## YOUR GOAL
Can you rewrite the rows below, switching every "series-label" to "legend-entry" and leaving everything else unchanged?

== == ==

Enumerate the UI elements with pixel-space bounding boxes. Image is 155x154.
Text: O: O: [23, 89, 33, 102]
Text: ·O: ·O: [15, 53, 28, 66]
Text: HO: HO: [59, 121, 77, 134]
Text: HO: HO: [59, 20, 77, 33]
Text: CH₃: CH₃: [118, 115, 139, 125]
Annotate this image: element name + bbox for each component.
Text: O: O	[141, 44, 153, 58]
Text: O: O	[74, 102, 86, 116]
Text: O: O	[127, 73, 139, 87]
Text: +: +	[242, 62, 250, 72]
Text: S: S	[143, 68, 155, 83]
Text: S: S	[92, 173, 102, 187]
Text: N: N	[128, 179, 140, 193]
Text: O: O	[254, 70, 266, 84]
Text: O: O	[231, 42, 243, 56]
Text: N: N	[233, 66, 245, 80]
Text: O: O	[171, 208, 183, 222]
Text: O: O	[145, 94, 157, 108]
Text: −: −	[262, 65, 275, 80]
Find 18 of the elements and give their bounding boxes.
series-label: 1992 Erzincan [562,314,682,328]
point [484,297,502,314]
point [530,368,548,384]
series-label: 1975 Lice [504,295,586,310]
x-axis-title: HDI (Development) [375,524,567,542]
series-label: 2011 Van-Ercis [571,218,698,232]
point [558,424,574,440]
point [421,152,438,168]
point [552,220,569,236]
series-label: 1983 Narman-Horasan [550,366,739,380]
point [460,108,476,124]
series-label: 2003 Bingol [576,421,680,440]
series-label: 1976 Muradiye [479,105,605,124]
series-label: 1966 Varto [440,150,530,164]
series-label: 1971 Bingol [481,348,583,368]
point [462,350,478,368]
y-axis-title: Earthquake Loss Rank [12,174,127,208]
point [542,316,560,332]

== == ==

## RESPONSE TO THE TASK
Enumerate the UI elements with pixel-space bounding boxes. Image is 155x154.
Text: O: O: [23, 89, 33, 102]
Text: ·O: ·O: [15, 53, 28, 66]
Text: HO: HO: [59, 121, 77, 134]
Text: HO: HO: [59, 20, 77, 33]
Text: CH₃: CH₃: [118, 115, 139, 125]
Annotate this image: element name + bbox for each component.
Text: O: O	[141, 44, 153, 58]
Text: O: O	[74, 102, 86, 116]
Text: O: O	[127, 73, 139, 87]
Text: +: +	[242, 62, 250, 72]
Text: S: S	[143, 68, 155, 83]
Text: S: S	[92, 173, 102, 187]
Text: N: N	[128, 179, 140, 193]
Text: O: O	[254, 70, 266, 84]
Text: O: O	[231, 42, 243, 56]
Text: N: N	[233, 66, 245, 80]
Text: O: O	[171, 208, 183, 222]
Text: O: O	[145, 94, 157, 108]
Text: −: −	[262, 65, 275, 80]
Find 18 of the elements and give their bounding boxes.
legend-entry: 1992 Erzincan [562,314,682,328]
point [484,297,502,314]
point [530,368,548,384]
legend-entry: 1975 Lice [504,295,586,310]
x-axis-title: HDI (Development) [375,524,567,542]
legend-entry: 2011 Van-Ercis [571,218,698,232]
point [558,424,574,440]
point [421,152,438,168]
point [552,220,569,236]
legend-entry: 1983 Narman-Horasan [550,366,739,380]
point [460,108,476,124]
legend-entry: 2003 Bingol [576,421,680,440]
legend-entry: 1976 Muradiye [479,105,605,124]
legend-entry: 1966 Varto [440,150,530,164]
legend-entry: 1971 Bingol [481,348,583,368]
point [462,350,478,368]
y-axis-title: Earthquake Loss Rank [12,174,127,208]
point [542,316,560,332]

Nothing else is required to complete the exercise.